List every line below containing "Битрикс".

────────

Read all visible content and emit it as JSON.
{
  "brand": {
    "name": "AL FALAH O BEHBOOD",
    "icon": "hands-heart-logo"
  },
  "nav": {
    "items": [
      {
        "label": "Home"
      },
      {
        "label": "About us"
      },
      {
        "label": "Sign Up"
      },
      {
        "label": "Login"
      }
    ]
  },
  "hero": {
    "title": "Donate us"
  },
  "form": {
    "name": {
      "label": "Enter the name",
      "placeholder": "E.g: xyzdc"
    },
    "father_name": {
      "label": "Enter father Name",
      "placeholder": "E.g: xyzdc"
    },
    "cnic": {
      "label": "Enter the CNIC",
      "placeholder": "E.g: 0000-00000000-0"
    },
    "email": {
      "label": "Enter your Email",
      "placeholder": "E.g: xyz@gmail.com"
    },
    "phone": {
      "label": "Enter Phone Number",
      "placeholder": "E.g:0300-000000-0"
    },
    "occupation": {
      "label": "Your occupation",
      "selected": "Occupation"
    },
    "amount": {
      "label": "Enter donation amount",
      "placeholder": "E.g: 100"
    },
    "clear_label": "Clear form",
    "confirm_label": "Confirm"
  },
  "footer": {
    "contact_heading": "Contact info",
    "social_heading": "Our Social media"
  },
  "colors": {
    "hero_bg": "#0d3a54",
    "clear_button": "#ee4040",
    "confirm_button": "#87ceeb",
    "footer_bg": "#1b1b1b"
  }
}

────────

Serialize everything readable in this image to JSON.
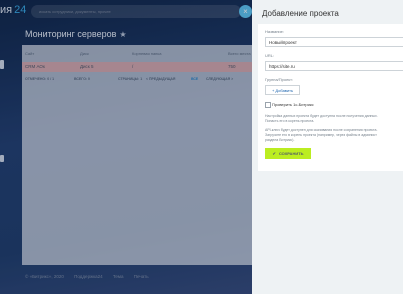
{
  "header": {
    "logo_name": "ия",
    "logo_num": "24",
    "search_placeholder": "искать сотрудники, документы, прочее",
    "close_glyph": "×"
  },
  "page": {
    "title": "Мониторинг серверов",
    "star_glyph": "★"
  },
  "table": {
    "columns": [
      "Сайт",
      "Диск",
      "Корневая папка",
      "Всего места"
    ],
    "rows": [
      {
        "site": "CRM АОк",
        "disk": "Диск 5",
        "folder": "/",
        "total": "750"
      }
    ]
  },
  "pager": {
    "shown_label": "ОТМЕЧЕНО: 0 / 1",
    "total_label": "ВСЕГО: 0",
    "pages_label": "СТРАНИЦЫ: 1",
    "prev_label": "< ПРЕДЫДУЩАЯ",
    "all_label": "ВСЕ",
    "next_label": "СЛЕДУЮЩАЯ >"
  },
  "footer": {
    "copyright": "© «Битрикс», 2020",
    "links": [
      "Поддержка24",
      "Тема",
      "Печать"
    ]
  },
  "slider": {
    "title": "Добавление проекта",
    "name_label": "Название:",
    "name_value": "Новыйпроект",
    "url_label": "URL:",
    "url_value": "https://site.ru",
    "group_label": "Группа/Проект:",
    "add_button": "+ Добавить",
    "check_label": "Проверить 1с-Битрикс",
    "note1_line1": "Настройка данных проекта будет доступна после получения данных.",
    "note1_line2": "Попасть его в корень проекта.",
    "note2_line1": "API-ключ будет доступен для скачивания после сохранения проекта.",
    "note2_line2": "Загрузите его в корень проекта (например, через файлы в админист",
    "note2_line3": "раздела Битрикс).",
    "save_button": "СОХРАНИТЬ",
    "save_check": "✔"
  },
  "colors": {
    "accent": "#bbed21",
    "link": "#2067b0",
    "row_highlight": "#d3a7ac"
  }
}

────────

FINISHED TASK
    "copyright": "© «Битрикс», 2020",
    "check_label": "Проверить 1с-Битрикс",
    "note2_line3": "раздела Битрикс).",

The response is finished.